WHAT IS NEEDED
Return the whole listing, keeping every character the same.

=-=-=

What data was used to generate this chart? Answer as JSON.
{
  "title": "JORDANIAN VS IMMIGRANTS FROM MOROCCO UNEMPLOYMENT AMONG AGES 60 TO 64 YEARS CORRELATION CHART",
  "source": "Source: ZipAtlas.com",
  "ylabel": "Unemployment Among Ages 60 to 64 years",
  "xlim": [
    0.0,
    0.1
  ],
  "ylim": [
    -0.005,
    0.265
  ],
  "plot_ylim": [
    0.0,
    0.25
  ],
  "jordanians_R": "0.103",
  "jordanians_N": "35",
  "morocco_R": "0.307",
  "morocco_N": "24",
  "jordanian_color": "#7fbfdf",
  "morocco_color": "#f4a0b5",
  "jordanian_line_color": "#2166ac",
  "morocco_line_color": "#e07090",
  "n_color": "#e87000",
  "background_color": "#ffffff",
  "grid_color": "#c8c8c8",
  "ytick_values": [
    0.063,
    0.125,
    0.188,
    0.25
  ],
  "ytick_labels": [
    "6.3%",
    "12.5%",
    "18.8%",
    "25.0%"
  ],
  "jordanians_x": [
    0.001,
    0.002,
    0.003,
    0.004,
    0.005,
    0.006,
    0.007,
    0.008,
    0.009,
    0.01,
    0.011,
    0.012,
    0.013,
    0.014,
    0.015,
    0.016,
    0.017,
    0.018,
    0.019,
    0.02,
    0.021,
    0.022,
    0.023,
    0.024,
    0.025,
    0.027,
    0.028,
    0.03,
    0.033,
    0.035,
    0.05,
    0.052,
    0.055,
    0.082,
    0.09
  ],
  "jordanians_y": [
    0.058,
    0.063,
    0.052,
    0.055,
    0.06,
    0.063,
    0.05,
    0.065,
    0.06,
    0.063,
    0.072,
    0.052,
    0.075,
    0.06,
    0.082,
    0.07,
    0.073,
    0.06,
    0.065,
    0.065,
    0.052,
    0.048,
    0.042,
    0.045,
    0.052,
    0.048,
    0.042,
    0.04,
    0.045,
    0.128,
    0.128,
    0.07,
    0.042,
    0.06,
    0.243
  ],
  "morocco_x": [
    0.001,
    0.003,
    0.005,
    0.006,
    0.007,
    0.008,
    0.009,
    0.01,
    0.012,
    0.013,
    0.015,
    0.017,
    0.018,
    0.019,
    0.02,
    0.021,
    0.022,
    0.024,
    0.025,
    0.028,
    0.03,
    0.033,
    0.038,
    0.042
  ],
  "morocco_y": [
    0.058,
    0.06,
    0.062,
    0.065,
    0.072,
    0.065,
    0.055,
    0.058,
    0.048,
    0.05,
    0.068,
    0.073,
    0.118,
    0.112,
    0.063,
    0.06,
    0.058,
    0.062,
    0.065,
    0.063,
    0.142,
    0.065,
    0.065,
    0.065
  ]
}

=-=-=

ANSWER TO THIS PROBLEM
What data was used to generate this chart? Answer as JSON.
{
  "title": "JORDANIAN VS IMMIGRANTS FROM MOROCCO UNEMPLOYMENT AMONG AGES 60 TO 64 YEARS CORRELATION CHART",
  "source": "Source: ZipAtlas.com",
  "ylabel": "Unemployment Among Ages 60 to 64 years",
  "xlim": [
    0.0,
    0.1
  ],
  "ylim": [
    -0.005,
    0.265
  ],
  "plot_ylim": [
    0.0,
    0.25
  ],
  "jordanians_R": "0.103",
  "jordanians_N": "35",
  "morocco_R": "0.307",
  "morocco_N": "24",
  "jordanian_color": "#7fbfdf",
  "morocco_color": "#f4a0b5",
  "jordanian_line_color": "#2166ac",
  "morocco_line_color": "#e07090",
  "n_color": "#e87000",
  "background_color": "#ffffff",
  "grid_color": "#c8c8c8",
  "ytick_values": [
    0.063,
    0.125,
    0.188,
    0.25
  ],
  "ytick_labels": [
    "6.3%",
    "12.5%",
    "18.8%",
    "25.0%"
  ],
  "jordanians_x": [
    0.001,
    0.002,
    0.003,
    0.004,
    0.005,
    0.006,
    0.007,
    0.008,
    0.009,
    0.01,
    0.011,
    0.012,
    0.013,
    0.014,
    0.015,
    0.016,
    0.017,
    0.018,
    0.019,
    0.02,
    0.021,
    0.022,
    0.023,
    0.024,
    0.025,
    0.027,
    0.028,
    0.03,
    0.033,
    0.035,
    0.05,
    0.052,
    0.055,
    0.082,
    0.09
  ],
  "jordanians_y": [
    0.058,
    0.063,
    0.052,
    0.055,
    0.06,
    0.063,
    0.05,
    0.065,
    0.06,
    0.063,
    0.072,
    0.052,
    0.075,
    0.06,
    0.082,
    0.07,
    0.073,
    0.06,
    0.065,
    0.065,
    0.052,
    0.048,
    0.042,
    0.045,
    0.052,
    0.048,
    0.042,
    0.04,
    0.045,
    0.128,
    0.128,
    0.07,
    0.042,
    0.06,
    0.243
  ],
  "morocco_x": [
    0.001,
    0.003,
    0.005,
    0.006,
    0.007,
    0.008,
    0.009,
    0.01,
    0.012,
    0.013,
    0.015,
    0.017,
    0.018,
    0.019,
    0.02,
    0.021,
    0.022,
    0.024,
    0.025,
    0.028,
    0.03,
    0.033,
    0.038,
    0.042
  ],
  "morocco_y": [
    0.058,
    0.06,
    0.062,
    0.065,
    0.072,
    0.065,
    0.055,
    0.058,
    0.048,
    0.05,
    0.068,
    0.073,
    0.118,
    0.112,
    0.063,
    0.06,
    0.058,
    0.062,
    0.065,
    0.063,
    0.142,
    0.065,
    0.065,
    0.065
  ]
}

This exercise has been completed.